■ **Исходный текст**:
_ _ _ _

Нам кажется, что уже записка к Черткову может служить окончательной отповедью тем критикам, которые пытались бы зачислить горячего поклонника толстовского таланта в ряды последовательных толстовствующих "хлюпиков".
Последние годы жизни Гаршина отмечены нежной дружбой с крупнейшим русским художником Репиным. Их дружба завязалась и окрепла в годы возвращения Гаршина после болезни к литературной деятельности.
Репин, приехавший из Москвы в Петербург в 1882 году, познакомился с кружком молодых писателей: Гаршиным, Фофановым, Минским, Ясинским, Бибиковым и другими.
Собирались обычно в квартире Репина, и Гаршин был частым участником этих собраний. Репин полюбил молодого писателя. Его влекли к нему обаяние его кроткой, нежной души и недюжинный ум. Как художника его привлекала необыкновенная красота лица Гаршина, и с первой же встречи ему захотелось написать его портрет.
В свою очередь, Репин очень понравился Гаршину. "Очень я сошелся с Репиным, — сообщает он Латкину. — Как человек он мне нравится не меньше, чем как художник. Такое милое, простое, доброе и умное создание божие этот Илья Ефимыч, а к тому еще, насколько я мог оценить, сильный характер, при видимой мягкости и даже нежности. Не говоря о том, как привлекателен уже самый талант его".
Вскоре Репин привел в исполнение свое намерение и начал писать с Гаршина этюд, послуживший ему впоследствии основой для создания образа царевича Ивана в знаменитой картине "Иван Грозный".
Встречи художника и писателя, неизменно сердечные и дружественные, стали систематическими. Летом 1884 года Репин приступил к работе над портретом Гаршина. Писатель приходил к нему на сеансы и подолгу позировал.
"Когда Гаршин входил ко мне, — вспоминал впоследствии Репин, — я чувствовал это всегда еще до его звонка. А он входил бесшумно и всегда вносил с собой тихий восторг, словно бесплотный ангел". Когда Репин писал фон и разные мелкие детали, Гаршин читал ему вслух. После сеанса, в сумерки, художник провожал писателя, и в бесконечных разговорах они подолгу блуждали по петербургским улицам.

_ _ _ _

■ **Задание**:
Продолжите текст о дружбе Гаршина и Репина, начав сразу после его последнего предложения.

_ _ _ _

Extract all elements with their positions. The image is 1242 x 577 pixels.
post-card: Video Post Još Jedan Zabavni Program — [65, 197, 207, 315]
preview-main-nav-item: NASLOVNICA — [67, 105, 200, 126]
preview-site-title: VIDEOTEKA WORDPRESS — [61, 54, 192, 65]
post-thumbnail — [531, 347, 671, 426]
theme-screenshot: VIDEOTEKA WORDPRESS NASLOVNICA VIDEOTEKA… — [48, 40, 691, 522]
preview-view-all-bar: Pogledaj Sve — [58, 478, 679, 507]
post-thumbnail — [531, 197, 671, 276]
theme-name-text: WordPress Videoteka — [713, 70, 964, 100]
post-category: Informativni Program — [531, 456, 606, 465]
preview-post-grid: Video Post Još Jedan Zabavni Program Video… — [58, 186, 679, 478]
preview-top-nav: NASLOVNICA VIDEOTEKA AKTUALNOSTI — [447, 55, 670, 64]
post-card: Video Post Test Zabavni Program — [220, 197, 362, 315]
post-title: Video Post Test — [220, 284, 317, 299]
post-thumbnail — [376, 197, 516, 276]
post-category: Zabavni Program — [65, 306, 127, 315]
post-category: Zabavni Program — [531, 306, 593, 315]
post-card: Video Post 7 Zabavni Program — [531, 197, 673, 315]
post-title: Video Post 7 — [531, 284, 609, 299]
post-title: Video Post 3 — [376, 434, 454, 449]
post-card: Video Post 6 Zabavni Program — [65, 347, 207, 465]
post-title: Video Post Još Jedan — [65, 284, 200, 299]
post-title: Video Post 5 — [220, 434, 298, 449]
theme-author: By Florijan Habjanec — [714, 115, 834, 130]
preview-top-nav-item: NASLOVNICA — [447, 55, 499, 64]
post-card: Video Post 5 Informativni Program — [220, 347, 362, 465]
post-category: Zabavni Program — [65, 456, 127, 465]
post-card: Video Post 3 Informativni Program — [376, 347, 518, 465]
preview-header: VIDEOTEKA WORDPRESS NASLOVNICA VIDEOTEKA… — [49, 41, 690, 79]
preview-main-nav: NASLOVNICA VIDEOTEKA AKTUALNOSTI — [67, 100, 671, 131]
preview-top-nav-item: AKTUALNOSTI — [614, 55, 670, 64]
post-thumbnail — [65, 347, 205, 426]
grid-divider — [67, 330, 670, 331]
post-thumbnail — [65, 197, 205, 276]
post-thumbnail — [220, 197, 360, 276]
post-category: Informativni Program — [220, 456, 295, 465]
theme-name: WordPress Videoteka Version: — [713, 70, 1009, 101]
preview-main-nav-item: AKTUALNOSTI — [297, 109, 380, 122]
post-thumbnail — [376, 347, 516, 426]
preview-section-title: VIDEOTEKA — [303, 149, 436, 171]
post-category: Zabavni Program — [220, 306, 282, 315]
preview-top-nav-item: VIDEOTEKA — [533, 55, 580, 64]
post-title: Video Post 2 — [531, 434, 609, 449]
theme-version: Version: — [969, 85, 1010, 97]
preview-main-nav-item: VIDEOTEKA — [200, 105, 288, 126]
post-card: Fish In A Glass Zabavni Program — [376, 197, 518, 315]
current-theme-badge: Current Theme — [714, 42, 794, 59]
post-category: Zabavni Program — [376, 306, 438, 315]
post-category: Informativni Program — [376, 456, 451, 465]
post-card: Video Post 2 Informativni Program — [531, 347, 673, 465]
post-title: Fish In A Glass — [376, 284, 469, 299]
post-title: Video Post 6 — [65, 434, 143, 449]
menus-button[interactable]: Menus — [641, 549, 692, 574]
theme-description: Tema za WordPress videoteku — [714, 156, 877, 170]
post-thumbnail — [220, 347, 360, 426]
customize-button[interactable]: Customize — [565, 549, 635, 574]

_ _ _ _

■ **Результат выполнения**:
Гаршин в этот период был нездоров. Он и к Репину часто приходил в удрученном состоянии, тихо вздыхал, и глаза его заволакивались слезами. Однако Гаршин не хотел, чтобы его состояние доставляло кому-нибудь беспокойство, и старался шуткой или смешной историей отвлечь от себя внимание. Он рассказывал при этом так остро и умело, что Репин долго смеялся и постоянно вспоминал его шутки.
С каждым днем дружба их крепла. Репин считал Гаршина одним из лучших молодых писателей эпохи. Гаршин преклонялся перед реалистическим талантом художника и огромным, впечатляющим действием его картин на массы.
После окончания портрета Гаршина Репин приступил к большой картине "Иван Грозный". Он попросил Гаршина позировать ему для царевича Ивана.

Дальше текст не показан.